— Start Material for this task —
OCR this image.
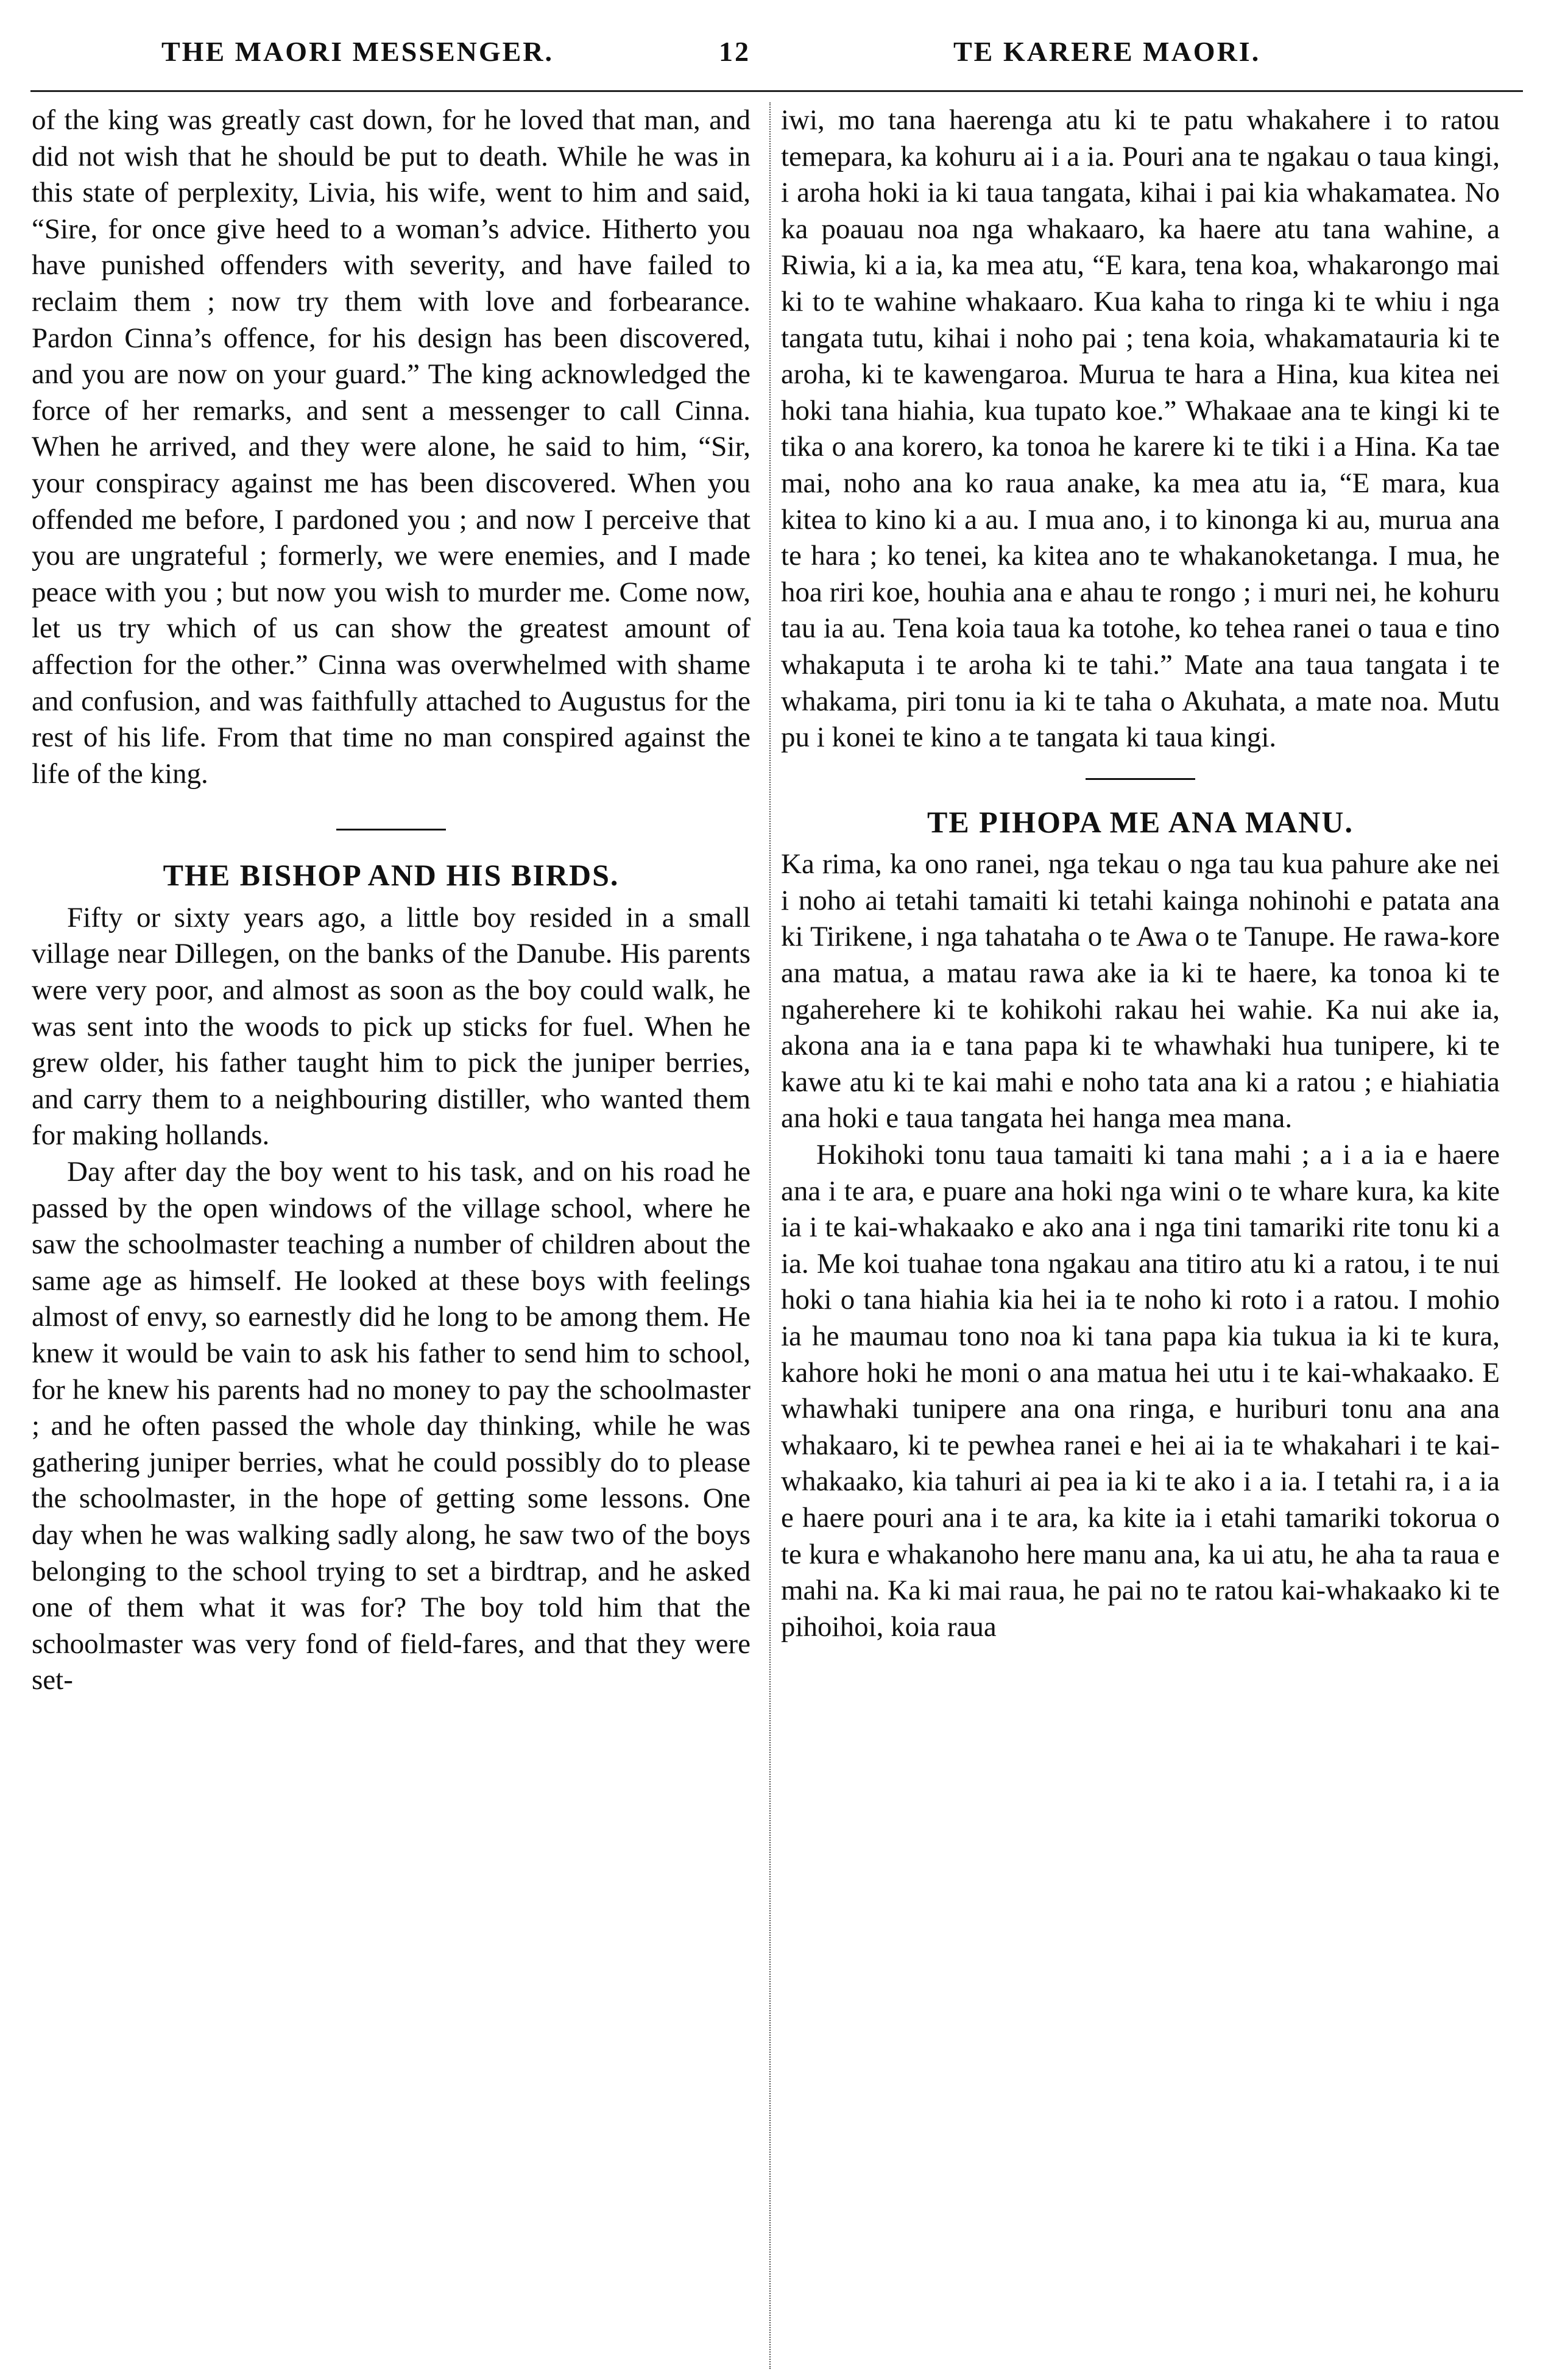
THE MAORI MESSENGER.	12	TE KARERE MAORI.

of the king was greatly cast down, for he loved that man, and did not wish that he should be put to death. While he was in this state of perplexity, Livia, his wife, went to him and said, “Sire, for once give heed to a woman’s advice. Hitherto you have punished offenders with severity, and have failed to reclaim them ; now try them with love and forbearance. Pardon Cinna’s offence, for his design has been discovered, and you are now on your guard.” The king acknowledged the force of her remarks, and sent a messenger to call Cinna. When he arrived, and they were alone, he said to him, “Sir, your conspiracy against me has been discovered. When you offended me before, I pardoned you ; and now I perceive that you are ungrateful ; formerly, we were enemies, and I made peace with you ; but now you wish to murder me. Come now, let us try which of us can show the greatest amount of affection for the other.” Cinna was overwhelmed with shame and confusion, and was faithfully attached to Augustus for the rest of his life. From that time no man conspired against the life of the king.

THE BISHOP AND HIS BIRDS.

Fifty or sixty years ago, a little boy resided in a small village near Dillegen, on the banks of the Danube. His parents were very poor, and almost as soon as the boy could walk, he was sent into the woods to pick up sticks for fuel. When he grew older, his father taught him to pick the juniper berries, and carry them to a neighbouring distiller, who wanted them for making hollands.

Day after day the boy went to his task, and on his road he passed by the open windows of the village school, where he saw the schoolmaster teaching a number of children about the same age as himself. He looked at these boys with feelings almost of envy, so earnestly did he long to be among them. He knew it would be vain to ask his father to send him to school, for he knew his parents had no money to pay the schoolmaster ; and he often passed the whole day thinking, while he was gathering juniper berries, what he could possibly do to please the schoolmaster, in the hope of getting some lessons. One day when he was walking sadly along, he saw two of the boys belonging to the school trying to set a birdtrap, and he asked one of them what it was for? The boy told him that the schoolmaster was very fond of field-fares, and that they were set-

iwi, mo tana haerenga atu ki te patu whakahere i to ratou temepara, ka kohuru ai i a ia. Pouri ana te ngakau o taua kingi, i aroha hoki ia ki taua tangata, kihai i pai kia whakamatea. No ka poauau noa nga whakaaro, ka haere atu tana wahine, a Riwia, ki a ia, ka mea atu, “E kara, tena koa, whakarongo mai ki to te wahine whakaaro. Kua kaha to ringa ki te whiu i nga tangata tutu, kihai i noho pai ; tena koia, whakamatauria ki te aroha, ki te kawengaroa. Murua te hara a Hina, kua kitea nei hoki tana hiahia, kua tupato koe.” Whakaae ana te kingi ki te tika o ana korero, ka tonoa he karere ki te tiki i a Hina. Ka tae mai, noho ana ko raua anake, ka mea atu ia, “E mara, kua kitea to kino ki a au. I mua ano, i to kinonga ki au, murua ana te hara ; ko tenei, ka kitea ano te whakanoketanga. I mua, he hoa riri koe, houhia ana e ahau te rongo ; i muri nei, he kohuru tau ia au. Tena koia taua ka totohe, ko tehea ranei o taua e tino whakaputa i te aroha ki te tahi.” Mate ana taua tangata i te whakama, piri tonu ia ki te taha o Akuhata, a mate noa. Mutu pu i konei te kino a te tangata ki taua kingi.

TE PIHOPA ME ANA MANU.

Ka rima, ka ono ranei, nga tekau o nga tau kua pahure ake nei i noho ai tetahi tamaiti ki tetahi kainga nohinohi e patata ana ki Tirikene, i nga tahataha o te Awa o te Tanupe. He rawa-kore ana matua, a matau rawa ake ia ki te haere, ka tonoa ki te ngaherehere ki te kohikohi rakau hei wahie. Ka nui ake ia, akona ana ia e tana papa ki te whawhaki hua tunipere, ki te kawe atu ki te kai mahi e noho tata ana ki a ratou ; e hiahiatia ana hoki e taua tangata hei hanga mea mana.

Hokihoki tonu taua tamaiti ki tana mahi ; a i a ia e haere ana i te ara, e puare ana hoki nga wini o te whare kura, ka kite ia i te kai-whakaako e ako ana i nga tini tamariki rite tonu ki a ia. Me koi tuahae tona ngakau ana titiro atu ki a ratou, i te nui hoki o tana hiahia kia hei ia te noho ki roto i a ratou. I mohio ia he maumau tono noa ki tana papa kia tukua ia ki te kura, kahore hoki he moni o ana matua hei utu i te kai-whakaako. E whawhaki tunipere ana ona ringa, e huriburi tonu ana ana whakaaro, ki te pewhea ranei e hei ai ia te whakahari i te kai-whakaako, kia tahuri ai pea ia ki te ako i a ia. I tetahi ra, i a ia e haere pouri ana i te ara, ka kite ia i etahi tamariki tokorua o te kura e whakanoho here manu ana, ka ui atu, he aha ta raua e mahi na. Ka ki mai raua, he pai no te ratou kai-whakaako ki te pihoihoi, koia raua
— End Material for this task —
— Start Material for this task —
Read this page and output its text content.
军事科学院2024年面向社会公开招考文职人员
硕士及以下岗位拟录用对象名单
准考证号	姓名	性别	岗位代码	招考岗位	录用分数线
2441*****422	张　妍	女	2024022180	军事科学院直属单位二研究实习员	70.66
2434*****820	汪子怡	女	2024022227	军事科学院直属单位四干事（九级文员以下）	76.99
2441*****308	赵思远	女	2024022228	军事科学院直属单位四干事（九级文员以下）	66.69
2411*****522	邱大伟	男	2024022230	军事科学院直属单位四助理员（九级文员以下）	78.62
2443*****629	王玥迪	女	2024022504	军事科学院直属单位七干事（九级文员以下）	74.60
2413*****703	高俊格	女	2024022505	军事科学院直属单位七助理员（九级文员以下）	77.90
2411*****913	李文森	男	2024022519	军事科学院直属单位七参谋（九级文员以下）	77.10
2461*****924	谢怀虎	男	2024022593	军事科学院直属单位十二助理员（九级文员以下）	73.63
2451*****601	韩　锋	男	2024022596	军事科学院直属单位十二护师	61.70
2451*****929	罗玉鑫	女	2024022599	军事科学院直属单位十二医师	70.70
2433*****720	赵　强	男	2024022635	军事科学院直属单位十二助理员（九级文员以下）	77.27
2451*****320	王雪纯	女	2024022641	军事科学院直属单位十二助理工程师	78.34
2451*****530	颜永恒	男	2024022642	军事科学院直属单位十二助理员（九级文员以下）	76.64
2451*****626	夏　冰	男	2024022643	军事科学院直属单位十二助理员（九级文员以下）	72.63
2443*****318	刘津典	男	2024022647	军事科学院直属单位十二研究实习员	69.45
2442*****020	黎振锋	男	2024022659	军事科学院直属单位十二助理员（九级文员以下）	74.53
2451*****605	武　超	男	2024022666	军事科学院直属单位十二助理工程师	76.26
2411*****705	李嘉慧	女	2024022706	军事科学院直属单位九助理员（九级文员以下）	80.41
— End Material for this task —
## [Stated problem]
In the listing above, find each line with the word "军事科学院直属单位四干事" and copy it.

## [Reply]
2434*****820	汪子怡	女	2024022227	军事科学院直属单位四干事（九级文员以下）	76.99
2441*****308	赵思远	女	2024022228	军事科学院直属单位四干事（九级文员以下）	66.69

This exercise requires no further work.